═════ RECORD EXCERPTS

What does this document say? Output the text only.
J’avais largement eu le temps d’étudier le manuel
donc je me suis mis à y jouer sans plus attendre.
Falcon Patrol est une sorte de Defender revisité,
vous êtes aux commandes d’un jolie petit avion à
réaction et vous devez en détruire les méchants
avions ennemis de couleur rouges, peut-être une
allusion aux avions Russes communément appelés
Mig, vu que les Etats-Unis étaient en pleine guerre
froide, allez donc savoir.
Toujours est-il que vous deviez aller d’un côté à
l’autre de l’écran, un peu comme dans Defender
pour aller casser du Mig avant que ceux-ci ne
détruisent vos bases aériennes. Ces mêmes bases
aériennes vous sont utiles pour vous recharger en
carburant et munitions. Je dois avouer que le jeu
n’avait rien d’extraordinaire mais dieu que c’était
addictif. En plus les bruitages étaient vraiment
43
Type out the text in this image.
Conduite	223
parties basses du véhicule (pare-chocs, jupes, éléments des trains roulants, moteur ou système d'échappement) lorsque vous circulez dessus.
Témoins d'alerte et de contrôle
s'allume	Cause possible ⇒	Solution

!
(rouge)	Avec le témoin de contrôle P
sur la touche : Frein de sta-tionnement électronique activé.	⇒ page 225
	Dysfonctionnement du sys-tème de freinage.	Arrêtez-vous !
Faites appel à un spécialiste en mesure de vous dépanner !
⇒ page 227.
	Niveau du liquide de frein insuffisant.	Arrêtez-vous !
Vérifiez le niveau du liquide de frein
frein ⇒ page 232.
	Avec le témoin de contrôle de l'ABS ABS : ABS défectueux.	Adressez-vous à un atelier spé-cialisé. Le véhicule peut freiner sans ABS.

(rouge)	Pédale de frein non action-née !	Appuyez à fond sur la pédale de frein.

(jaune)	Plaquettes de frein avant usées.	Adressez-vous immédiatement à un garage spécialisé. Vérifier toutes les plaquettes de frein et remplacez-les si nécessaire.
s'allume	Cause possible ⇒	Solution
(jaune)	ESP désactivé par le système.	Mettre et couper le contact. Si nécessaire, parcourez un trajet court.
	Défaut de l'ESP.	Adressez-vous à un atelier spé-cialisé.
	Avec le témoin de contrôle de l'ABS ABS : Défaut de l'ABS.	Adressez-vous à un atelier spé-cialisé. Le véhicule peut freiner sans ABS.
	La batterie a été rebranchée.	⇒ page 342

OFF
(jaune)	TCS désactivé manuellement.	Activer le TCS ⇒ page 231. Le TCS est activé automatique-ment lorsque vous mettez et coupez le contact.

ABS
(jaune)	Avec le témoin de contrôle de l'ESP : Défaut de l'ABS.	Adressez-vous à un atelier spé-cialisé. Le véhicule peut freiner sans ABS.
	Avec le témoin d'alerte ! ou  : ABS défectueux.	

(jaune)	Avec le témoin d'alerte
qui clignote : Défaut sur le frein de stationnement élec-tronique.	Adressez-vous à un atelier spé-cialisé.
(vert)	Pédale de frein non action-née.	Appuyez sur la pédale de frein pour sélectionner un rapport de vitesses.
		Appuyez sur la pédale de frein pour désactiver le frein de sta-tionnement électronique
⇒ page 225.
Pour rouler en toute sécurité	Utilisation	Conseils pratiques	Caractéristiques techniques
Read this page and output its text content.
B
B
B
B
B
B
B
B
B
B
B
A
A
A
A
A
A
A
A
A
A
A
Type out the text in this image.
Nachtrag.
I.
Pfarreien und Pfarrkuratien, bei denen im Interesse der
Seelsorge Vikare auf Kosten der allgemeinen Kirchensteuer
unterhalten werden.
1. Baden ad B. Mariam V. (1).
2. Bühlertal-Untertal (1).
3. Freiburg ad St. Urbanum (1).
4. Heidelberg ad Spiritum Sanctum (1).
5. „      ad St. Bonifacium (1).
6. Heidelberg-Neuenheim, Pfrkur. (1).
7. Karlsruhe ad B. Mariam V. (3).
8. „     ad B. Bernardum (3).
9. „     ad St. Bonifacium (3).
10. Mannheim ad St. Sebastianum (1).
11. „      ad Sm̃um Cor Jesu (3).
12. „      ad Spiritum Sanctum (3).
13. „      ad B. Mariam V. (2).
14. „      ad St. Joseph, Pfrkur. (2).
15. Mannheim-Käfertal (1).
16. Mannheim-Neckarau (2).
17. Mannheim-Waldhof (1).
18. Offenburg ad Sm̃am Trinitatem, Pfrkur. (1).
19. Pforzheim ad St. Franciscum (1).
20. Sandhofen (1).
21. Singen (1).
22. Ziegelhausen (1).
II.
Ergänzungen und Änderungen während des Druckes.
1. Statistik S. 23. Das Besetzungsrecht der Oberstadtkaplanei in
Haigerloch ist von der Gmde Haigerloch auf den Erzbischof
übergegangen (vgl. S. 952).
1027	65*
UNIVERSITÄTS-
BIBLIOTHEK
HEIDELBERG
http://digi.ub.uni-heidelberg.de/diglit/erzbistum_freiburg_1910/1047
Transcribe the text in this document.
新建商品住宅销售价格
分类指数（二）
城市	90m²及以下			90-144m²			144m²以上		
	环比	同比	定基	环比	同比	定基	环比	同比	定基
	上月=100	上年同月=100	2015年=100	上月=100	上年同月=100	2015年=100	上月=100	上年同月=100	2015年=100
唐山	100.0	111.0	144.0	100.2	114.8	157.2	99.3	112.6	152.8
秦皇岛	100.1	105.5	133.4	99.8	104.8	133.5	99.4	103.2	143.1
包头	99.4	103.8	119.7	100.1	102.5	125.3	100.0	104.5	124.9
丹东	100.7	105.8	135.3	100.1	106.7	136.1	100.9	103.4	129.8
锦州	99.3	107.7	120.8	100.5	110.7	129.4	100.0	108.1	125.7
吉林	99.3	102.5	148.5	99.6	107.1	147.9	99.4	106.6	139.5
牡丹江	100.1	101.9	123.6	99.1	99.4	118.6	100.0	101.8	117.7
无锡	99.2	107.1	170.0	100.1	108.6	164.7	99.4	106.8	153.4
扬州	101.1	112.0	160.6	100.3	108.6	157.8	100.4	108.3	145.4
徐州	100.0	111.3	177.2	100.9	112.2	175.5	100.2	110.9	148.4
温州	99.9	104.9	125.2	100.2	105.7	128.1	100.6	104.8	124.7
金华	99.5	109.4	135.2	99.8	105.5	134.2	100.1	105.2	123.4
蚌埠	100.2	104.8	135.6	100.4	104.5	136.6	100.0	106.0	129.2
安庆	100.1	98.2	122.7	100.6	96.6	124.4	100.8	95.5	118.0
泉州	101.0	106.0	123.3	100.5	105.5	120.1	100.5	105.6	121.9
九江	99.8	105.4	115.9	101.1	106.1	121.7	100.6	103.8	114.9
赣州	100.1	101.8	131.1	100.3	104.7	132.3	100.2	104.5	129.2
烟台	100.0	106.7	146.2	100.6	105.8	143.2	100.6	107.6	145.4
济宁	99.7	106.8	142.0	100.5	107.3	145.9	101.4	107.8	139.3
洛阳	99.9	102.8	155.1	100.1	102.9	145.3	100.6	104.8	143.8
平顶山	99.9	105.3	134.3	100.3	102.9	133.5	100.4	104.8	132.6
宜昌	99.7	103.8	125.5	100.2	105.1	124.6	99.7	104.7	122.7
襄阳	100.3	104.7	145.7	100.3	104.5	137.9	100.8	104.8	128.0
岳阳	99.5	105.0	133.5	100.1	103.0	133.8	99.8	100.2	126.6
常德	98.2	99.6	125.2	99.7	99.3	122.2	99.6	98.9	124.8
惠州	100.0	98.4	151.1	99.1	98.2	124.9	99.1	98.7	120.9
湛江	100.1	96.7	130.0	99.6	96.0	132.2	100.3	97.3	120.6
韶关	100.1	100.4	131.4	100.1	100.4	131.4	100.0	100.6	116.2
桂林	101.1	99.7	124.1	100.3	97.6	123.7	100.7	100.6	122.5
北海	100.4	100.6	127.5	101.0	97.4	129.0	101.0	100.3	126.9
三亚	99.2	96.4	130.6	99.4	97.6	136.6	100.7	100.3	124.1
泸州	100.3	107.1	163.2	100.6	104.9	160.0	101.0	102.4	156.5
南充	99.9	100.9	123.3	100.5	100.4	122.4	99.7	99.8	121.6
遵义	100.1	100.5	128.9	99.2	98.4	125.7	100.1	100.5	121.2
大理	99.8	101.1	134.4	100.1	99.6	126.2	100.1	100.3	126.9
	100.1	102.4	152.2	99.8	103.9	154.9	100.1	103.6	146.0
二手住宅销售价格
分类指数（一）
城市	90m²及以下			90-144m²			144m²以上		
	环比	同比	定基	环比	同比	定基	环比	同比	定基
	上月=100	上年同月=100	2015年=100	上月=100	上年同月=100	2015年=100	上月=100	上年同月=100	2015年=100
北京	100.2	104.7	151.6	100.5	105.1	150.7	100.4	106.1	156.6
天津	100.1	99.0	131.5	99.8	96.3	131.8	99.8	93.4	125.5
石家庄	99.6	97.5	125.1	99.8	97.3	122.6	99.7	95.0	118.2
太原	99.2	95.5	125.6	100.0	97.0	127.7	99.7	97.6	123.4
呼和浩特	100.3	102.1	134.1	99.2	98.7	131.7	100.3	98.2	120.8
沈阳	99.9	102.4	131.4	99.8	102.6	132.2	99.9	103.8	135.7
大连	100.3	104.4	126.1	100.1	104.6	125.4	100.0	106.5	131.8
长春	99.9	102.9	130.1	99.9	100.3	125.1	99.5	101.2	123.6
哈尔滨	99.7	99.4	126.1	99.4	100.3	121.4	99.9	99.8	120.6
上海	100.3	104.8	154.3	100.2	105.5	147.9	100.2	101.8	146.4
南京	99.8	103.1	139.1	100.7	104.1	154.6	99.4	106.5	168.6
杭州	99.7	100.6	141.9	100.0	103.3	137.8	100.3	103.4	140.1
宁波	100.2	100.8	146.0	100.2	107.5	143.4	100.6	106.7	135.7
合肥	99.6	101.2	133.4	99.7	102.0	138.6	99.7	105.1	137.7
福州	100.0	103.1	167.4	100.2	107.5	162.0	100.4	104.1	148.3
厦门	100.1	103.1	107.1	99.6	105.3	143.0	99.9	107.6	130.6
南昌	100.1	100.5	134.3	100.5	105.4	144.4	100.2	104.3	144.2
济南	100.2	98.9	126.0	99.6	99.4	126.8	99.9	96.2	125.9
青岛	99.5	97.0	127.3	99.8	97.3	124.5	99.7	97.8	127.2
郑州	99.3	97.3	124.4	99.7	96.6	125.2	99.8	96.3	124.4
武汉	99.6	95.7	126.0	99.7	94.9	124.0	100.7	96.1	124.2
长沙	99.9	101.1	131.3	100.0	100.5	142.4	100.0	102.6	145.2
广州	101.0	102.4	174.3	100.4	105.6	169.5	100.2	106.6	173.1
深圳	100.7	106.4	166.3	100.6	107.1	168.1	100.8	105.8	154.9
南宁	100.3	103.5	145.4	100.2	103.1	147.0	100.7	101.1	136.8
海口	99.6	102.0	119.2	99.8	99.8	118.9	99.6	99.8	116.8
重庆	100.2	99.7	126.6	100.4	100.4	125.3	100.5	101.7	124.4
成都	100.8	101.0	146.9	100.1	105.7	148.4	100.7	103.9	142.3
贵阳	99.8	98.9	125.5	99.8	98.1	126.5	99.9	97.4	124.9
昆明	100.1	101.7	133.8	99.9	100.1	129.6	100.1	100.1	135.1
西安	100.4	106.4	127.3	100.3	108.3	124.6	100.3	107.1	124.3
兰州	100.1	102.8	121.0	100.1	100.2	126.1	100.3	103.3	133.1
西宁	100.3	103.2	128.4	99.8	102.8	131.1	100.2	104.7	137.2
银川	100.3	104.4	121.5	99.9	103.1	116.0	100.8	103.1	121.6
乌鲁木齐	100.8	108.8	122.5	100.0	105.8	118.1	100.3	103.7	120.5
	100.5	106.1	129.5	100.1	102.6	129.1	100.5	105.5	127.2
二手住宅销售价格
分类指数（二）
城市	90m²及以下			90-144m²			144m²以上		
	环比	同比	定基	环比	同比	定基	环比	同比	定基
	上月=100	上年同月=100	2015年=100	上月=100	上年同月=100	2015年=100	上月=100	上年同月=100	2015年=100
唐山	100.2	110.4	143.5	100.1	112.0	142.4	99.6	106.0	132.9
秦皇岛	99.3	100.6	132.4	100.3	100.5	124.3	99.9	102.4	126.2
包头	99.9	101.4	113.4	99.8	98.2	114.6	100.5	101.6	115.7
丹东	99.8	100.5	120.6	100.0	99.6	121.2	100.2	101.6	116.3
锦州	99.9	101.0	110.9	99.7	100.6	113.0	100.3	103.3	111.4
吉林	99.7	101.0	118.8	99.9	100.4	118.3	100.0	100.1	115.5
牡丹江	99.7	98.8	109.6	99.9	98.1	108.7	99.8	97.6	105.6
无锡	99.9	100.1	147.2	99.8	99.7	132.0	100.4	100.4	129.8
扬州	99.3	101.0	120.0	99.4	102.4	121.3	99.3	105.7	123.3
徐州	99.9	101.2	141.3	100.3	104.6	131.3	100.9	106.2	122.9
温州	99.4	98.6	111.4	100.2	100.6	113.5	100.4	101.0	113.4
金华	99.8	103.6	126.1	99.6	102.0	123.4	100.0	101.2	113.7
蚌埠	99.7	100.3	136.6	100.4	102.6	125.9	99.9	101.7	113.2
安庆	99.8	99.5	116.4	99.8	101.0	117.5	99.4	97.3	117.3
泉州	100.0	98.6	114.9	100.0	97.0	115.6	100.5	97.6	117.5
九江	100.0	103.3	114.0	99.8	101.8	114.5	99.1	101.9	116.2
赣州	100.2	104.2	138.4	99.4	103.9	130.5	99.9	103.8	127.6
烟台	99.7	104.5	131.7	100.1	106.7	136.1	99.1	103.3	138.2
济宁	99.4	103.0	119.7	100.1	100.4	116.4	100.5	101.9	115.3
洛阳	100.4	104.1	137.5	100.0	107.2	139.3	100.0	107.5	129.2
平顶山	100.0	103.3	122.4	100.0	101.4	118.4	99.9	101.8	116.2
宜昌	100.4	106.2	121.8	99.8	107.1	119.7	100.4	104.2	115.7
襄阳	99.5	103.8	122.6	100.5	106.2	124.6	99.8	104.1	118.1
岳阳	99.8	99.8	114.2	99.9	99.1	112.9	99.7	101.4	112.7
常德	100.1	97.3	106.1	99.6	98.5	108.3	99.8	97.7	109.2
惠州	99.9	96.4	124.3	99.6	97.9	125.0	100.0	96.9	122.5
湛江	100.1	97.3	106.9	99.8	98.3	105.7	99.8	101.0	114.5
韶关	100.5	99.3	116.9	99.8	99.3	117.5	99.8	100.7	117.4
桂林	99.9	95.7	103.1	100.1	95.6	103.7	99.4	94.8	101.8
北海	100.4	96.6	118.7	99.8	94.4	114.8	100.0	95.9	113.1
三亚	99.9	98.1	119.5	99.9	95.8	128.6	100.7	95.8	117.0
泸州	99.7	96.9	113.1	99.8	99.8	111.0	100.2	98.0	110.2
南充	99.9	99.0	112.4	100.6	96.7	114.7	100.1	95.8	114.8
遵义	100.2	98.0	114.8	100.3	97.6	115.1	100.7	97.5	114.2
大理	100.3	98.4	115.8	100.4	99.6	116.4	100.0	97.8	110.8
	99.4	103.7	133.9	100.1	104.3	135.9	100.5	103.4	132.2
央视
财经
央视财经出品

══════════

JOB — Locate and copy each line in the data above that includes the word "plus".

RESPONSE TO THIS TASK —
donc je me suis mis à y jouer sans plus attendre.
addictif. En plus les bruitages étaient vraiment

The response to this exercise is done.